Start of Article

And yet, it was time incredibly well spent. I was told I am a heretic, selfish, stupidly misguided, emotional, full of rage and guilt, ignorant of scripture, lack doctrinal formation, lack objectivity, have an unformed conscience and am in desperate need of a stricter confessor. All of these failings have taken me out of the arms of the Catholic Church and out of the arms of Jesus. So my dear readers, read on at your own mortal peril.

I know my views on women’s ordination are considered heretical by the Catholic Church. I’ve wrestled with that view for years. I don’t take the church’s views lightly, nor do I suggest anyone else should. And ultimately, after study and prayer and discussion, I made the decision to follow my conscience and to trust in the truth of my experience of God’s love. The Catholic Church has always held the primacy of conscience and taught that individuals must follow their conscience even if they are wrong. (Vatican II, On Religious Liberty 1965)

So then who gets to decide what is truth? So who gets to decide what Jesus truly intended? This is why we need a church community: to challenge us and hold us accountable. It is why I have shied away from the spiritual-but-not-religious views that many people take up after becoming disillusioned with religion. Religious tradition serves a purpose and that is to lead us closer to God. My Catholic pastor has been known to say openly that if religious tradition is not leading you closer to God, it isn’t working for you. Find one that will. But don’t try to con God. Be honest with Him. It’s the only way the relationship can grow. I know many faithful Catholic women who have struggled with the church’s teaching on women’s ordination. Some find that they accept the doctrine as truth. Are they wrong?  No. They have followed their conscience, as must we all.

The Catholic Church brought me closer to God and there have been days when I wish it hadn’t. It would be easier to show up Sunday after Sunday, halfheartedly shuffle forward to receive Communion, mumble through an obligatory confession a few times a year and go back to my everyday life with God safely tucked away in the tabernacle where He can’t wreak havoc on my life. But it did bring me closer. I found love, compassion, forgiveness and was challenged to show others the same. Along the way, I found the landmines and roadblocks that keep people from coming back to the church. I found people who, like me, equated the Catholic Church with God. If the Catholic Church rejected them for whatever reason, then in their mind God had likewise rejected them. And that is a dangerous lie. Jesus came for the lost, the broken, the sinners, not just the elect few. No one who cried out to Him went unheard or unanswered.

End of Article
Start of Raw records

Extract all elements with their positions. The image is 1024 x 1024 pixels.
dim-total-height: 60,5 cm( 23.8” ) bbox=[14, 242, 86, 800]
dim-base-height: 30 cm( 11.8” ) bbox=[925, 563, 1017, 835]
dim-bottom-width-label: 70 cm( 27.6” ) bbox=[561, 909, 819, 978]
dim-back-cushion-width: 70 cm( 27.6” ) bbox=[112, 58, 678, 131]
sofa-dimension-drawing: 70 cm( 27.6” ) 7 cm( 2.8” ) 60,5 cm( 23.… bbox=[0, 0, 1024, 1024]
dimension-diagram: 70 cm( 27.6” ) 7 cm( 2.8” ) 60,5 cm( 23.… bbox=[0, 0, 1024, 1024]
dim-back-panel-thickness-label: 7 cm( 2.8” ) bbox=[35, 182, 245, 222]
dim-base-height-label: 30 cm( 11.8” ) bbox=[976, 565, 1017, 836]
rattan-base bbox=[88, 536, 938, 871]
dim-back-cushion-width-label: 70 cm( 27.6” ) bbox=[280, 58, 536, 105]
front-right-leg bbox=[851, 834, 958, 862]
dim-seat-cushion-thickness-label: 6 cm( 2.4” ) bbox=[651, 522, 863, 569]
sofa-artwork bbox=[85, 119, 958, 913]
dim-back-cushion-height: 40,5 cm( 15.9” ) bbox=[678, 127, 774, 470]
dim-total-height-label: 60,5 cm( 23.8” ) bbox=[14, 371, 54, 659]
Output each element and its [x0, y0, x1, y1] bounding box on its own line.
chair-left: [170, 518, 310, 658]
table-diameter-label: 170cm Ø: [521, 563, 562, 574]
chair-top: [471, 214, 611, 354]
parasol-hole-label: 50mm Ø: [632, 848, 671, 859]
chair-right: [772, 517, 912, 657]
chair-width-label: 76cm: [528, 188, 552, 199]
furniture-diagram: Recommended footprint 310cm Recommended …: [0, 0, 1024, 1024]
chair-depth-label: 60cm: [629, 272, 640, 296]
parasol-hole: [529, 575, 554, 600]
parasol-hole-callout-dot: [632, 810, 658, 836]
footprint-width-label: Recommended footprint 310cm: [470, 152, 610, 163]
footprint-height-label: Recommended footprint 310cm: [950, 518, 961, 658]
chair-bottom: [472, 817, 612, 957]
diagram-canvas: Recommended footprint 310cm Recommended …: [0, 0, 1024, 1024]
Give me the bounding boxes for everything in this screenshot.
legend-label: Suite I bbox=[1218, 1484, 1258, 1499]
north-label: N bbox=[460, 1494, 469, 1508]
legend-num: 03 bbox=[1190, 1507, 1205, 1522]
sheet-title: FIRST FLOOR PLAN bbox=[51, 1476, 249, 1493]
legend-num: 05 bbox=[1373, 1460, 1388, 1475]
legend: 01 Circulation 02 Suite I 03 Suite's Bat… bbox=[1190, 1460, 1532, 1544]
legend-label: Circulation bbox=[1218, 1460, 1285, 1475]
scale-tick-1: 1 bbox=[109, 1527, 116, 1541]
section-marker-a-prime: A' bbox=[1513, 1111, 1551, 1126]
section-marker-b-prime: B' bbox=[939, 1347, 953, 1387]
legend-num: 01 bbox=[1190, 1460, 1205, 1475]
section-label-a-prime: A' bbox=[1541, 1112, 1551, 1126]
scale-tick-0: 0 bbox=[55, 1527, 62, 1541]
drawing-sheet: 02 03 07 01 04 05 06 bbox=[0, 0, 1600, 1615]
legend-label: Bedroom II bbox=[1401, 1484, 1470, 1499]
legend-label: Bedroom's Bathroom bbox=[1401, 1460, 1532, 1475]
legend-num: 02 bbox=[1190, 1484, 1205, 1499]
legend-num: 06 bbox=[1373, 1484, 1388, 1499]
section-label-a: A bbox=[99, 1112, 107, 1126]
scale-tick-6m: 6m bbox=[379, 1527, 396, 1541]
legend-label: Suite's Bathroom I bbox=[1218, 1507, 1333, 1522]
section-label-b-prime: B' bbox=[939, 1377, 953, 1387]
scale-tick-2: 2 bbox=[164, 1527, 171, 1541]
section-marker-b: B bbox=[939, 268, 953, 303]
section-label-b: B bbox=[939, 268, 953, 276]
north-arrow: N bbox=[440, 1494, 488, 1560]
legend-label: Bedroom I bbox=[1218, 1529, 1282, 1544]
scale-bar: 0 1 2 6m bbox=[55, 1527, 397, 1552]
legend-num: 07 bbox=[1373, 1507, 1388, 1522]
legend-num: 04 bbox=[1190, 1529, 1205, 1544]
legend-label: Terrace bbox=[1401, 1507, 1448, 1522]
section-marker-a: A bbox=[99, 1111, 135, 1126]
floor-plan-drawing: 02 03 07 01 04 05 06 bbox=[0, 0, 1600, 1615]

End of Raw records

▶ [Stated exercise A] Transcribe the stretch of the essay on faith and conscience from "I know my views" through "Religious Liberty 1965)".
▶ [Stated exercise B] Which document does the essay on faith and conscience cite for the Church's teaching on the primacy of conscience?
▶ [Stated exercise C] Resume the essay on faith and conscience from its last sentence and keep writing.
The records were taken from a different source.

▶ [Final result A]
I know my views on women’s ordination are considered heretical by the Catholic Church. I’ve wrestled with that view for years. I don’t take the church’s views lightly, nor do I suggest anyone else should. And ultimately, after study and prayer and discussion, I made the decision to follow my conscience and to trust in the truth of my experience of God’s love. The Catholic Church has always held the primacy of conscience and taught that individuals must follow their conscience even if they are wrong. (Vatican II, On Religious Liberty 1965)

▶ [Final result B] Vatican II, On Religious Liberty (1965).

▶ [Final result C]
Yesterday was one of those days when I wished I could keep silent and found that I could not. I had things to do! And yet, I could not let the Twitter tirade go unchallenged. I poured out my convictions 140 characters at a time. The church is greater than the Roman Catholic Church. It is the community of all believers and belongs to all those who seek Jesus with an honest heart. To deny women ordination is to deny that women are also made in the image of God and other denominations have accepted that truth. That my disobedience to Rome is not disobedience to God. That becoming Protestant was not slapping God in the face but running into His arms. If in the end, after having followed my conscience to a religious tradition which brings me closer to God, if then I am wrong, He will not slam a door in my face. He knows my heart, my wounds, my scars and my desires. And most importantly, nothing can ever take me out of His arms. I am His and I trust Him.

Yes, I said it. I trust Him. I trust Him above all else. Especially above the threats of judgment and hell and condemnation. I did not arrive at this place lightly or easily. But I am where I am and my Shepherd knows my path. At the end of a long, heated debate, Fr. Paul told me he wouldn’t want to be me on the Last Day. Because if he is wrong, no biggie. But I am wrong, yikes. But from the way I see it, if I am wrong, I trust in God’s love and His mercy. I make no claims to have the right answers. But if Fr. Paul is wrong, how many people will he have browbeat into staying in a dishonest relationship with their God, encouraging them to maintain a false fidelity to church over an honest struggle for truth out of fear of hellfire and damnation? And which then is the greater sin? I trust that in the all-encompassing light of God’s love, it will cease to matter.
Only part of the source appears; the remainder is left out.